## [Problem]
Output the data below in full, byte for byte. Nothing may differ.
Begin
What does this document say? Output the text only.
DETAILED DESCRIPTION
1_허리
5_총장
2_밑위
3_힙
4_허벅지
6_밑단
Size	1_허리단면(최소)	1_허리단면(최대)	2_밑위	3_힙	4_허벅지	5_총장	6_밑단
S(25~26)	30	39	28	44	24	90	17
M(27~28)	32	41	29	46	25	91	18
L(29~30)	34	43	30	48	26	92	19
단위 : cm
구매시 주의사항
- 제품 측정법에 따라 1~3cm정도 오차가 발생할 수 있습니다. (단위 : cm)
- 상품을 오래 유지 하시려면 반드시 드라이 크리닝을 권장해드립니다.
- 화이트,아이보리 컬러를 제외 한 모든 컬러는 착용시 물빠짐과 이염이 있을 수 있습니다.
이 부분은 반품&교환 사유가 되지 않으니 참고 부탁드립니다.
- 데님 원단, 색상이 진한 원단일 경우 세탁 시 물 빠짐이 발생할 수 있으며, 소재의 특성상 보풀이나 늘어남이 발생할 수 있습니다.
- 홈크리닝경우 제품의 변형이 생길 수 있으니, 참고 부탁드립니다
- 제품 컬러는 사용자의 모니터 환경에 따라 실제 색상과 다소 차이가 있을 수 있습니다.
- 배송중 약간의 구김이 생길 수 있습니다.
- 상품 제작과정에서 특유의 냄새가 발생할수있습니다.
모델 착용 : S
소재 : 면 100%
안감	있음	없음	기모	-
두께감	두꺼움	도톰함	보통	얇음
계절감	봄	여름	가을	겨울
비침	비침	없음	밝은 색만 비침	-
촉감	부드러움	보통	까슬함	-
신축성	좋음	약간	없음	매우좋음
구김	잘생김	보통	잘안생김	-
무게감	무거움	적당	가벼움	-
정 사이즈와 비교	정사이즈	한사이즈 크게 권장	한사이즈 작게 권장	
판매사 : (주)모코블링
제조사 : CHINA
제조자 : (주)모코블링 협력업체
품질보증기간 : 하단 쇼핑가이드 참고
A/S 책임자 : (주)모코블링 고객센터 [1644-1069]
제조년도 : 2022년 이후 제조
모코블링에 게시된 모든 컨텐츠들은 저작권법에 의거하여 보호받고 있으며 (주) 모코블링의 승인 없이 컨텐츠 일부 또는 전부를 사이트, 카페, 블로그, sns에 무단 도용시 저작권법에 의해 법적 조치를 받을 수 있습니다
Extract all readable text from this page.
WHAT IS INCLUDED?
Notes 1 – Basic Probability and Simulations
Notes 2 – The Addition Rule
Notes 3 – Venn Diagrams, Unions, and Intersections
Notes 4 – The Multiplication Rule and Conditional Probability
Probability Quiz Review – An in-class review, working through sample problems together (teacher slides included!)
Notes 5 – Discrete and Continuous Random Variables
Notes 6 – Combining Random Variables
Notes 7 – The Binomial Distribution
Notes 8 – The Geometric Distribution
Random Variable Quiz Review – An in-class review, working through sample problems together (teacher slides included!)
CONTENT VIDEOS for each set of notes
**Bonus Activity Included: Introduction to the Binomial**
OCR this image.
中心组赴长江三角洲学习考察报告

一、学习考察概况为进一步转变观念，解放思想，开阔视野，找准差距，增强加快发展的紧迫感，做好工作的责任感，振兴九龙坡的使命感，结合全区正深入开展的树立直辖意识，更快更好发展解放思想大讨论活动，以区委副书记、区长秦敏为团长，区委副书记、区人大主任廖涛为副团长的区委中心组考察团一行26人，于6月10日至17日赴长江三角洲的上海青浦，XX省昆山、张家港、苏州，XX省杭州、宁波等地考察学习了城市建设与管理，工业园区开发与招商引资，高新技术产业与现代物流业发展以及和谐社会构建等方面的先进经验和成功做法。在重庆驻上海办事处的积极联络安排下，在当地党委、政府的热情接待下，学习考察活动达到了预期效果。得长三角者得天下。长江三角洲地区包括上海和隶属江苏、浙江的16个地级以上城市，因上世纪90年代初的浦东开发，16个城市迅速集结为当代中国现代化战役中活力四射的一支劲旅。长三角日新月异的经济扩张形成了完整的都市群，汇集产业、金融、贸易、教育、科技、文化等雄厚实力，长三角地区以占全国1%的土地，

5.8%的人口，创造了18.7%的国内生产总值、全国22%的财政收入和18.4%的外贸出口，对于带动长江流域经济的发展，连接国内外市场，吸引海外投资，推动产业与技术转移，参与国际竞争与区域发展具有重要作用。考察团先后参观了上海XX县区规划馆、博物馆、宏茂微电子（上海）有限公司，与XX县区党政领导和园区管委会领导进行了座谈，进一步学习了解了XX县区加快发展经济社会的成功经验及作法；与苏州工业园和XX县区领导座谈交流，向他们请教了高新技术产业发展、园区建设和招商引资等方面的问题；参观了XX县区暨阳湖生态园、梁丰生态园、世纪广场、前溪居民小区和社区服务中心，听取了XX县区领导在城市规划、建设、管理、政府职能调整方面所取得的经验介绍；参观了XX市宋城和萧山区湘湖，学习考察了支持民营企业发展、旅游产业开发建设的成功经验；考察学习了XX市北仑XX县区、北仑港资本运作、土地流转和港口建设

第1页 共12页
End
## [The result]
What does this document say? Output the text only.
DETAILED DESCRIPTION
1_허리
5_총장
2_밑위
3_힙
4_허벅지
6_밑단
Size	1_허리단면(최소)	1_허리단면(최대)	2_밑위	3_힙	4_허벅지	5_총장	6_밑단
S(25~26)	30	39	28	44	24	90	17
M(27~28)	32	41	29	46	25	91	18
L(29~30)	34	43	30	48	26	92	19
단위 : cm
구매시 주의사항
- 제품 측정법에 따라 1~3cm정도 오차가 발생할 수 있습니다. (단위 : cm)
- 상품을 오래 유지 하시려면 반드시 드라이 크리닝을 권장해드립니다.
- 화이트,아이보리 컬러를 제외 한 모든 컬러는 착용시 물빠짐과 이염이 있을 수 있습니다.
이 부분은 반품&교환 사유가 되지 않으니 참고 부탁드립니다.
- 데님 원단, 색상이 진한 원단일 경우 세탁 시 물 빠짐이 발생할 수 있으며, 소재의 특성상 보풀이나 늘어남이 발생할 수 있습니다.
- 홈크리닝경우 제품의 변형이 생길 수 있으니, 참고 부탁드립니다
- 제품 컬러는 사용자의 모니터 환경에 따라 실제 색상과 다소 차이가 있을 수 있습니다.
- 배송중 약간의 구김이 생길 수 있습니다.
- 상품 제작과정에서 특유의 냄새가 발생할수있습니다.
모델 착용 : S
소재 : 면 100%
안감	있음	없음	기모	-
두께감	두꺼움	도톰함	보통	얇음
계절감	봄	여름	가을	겨울
비침	비침	없음	밝은 색만 비침	-
촉감	부드러움	보통	까슬함	-
신축성	좋음	약간	없음	매우좋음
구김	잘생김	보통	잘안생김	-
무게감	무거움	적당	가벼움	-
정 사이즈와 비교	정사이즈	한사이즈 크게 권장	한사이즈 작게 권장	
판매사 : (주)모코블링
제조사 : CHINA
제조자 : (주)모코블링 협력업체
품질보증기간 : 하단 쇼핑가이드 참고
A/S 책임자 : (주)모코블링 고객센터 [1644-1069]
제조년도 : 2022년 이후 제조
모코블링에 게시된 모든 컨텐츠들은 저작권법에 의거하여 보호받고 있으며 (주) 모코블링의 승인 없이 컨텐츠 일부 또는 전부를 사이트, 카페, 블로그, sns에 무단 도용시 저작권법에 의해 법적 조치를 받을 수 있습니다
Extract all readable text from this page.
WHAT IS INCLUDED?
Notes 1 – Basic Probability and Simulations
Notes 2 – The Addition Rule
Notes 3 – Venn Diagrams, Unions, and Intersections
Notes 4 – The Multiplication Rule and Conditional Probability
Probability Quiz Review – An in-class review, working through sample problems together (teacher slides included!)
Notes 5 – Discrete and Continuous Random Variables
Notes 6 – Combining Random Variables
Notes 7 – The Binomial Distribution
Notes 8 – The Geometric Distribution
Random Variable Quiz Review – An in-class review, working through sample problems together (teacher slides included!)
CONTENT VIDEOS for each set of notes
**Bonus Activity Included: Introduction to the Binomial**
OCR this image.
中心组赴长江三角洲学习考察报告

一、学习考察概况为进一步转变观念，解放思想，开阔视野，找准差距，增强加快发展的紧迫感，做好工作的责任感，振兴九龙坡的使命感，结合全区正深入开展的树立直辖意识，更快更好发展解放思想大讨论活动，以区委副书记、区长秦敏为团长，区委副书记、区人大主任廖涛为副团长的区委中心组考察团一行26人，于6月10日至17日赴长江三角洲的上海青浦，XX省昆山、张家港、苏州，XX省杭州、宁波等地考察学习了城市建设与管理，工业园区开发与招商引资，高新技术产业与现代物流业发展以及和谐社会构建等方面的先进经验和成功做法。在重庆驻上海办事处的积极联络安排下，在当地党委、政府的热情接待下，学习考察活动达到了预期效果。得长三角者得天下。长江三角洲地区包括上海和隶属江苏、浙江的16个地级以上城市，因上世纪90年代初的浦东开发，16个城市迅速集结为当代中国现代化战役中活力四射的一支劲旅。长三角日新月异的经济扩张形成了完整的都市群，汇集产业、金融、贸易、教育、科技、文化等雄厚实力，长三角地区以占全国1%的土地，

5.8%的人口，创造了18.7%的国内生产总值、全国22%的财政收入和18.4%的外贸出口，对于带动长江流域经济的发展，连接国内外市场，吸引海外投资，推动产业与技术转移，参与国际竞争与区域发展具有重要作用。考察团先后参观了上海XX县区规划馆、博物馆、宏茂微电子（上海）有限公司，与XX县区党政领导和园区管委会领导进行了座谈，进一步学习了解了XX县区加快发展经济社会的成功经验及作法；与苏州工业园和XX县区领导座谈交流，向他们请教了高新技术产业发展、园区建设和招商引资等方面的问题；参观了XX县区暨阳湖生态园、梁丰生态园、世纪广场、前溪居民小区和社区服务中心，听取了XX县区领导在城市规划、建设、管理、政府职能调整方面所取得的经验介绍；参观了XX市宋城和萧山区湘湖，学习考察了支持民营企业发展、旅游产业开发建设的成功经验；考察学习了XX市北仑XX县区、北仑港资本运作、土地流转和港口建设

第1页 共12页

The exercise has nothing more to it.